*To do*. Locate every line in the records below that contains the word "เมษายน", and copy each one.

*Stored records*.
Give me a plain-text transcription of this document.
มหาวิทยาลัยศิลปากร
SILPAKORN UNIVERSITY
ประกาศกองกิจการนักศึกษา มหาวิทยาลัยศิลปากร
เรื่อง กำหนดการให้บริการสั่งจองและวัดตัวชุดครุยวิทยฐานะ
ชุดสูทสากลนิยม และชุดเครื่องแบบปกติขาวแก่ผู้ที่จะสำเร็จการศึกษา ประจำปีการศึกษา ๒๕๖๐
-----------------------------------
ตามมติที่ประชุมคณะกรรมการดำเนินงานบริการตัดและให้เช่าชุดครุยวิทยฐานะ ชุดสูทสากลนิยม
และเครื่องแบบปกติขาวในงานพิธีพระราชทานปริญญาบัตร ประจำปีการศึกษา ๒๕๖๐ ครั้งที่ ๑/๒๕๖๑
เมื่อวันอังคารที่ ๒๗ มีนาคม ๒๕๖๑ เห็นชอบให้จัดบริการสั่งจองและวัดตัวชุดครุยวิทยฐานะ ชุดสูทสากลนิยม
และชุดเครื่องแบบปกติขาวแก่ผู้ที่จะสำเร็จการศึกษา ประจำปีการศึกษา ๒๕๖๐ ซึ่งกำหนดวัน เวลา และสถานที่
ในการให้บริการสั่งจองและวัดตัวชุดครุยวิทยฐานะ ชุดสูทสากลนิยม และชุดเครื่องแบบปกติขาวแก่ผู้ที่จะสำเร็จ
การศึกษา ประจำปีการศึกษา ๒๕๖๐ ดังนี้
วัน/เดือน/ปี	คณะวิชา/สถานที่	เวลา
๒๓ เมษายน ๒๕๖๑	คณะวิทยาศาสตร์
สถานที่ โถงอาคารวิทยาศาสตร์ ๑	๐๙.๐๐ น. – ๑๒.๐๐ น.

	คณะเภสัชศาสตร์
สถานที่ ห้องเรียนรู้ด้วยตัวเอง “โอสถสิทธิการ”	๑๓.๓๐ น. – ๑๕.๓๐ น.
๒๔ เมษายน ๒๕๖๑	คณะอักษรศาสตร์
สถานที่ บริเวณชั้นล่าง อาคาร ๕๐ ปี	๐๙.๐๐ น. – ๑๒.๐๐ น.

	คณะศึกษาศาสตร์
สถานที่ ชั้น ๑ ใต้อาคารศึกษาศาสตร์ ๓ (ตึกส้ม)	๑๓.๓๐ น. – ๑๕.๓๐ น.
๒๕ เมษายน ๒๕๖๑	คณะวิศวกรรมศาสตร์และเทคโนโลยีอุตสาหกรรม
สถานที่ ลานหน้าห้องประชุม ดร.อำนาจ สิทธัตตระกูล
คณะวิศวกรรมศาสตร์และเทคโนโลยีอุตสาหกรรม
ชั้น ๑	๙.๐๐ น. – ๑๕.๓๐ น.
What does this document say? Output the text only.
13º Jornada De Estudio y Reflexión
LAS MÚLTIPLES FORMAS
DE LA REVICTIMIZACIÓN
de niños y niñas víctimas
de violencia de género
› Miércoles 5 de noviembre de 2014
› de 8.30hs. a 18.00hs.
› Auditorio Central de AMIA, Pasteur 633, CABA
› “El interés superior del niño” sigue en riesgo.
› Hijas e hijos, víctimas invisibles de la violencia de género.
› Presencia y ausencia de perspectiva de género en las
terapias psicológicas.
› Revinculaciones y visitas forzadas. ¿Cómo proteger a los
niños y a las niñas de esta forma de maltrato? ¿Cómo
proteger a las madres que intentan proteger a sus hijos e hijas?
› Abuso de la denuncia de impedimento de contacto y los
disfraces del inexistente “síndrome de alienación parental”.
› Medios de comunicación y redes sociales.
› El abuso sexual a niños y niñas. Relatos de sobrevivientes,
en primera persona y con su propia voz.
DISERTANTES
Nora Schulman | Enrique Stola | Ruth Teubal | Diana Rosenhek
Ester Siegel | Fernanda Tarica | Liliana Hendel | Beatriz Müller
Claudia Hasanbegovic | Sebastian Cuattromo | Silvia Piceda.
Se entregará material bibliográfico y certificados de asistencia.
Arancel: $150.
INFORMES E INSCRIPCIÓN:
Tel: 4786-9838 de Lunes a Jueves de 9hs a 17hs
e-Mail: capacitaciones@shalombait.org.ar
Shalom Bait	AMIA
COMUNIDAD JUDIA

*Full answer*.
๒๓ เมษายน ๒๕๖๑	คณะวิทยาศาสตร์
๒๔ เมษายน ๒๕๖๑	คณะอักษรศาสตร์
๒๕ เมษายน ๒๕๖๑	คณะวิศวกรรมศาสตร์และเทคโนโลยีอุตสาหกรรม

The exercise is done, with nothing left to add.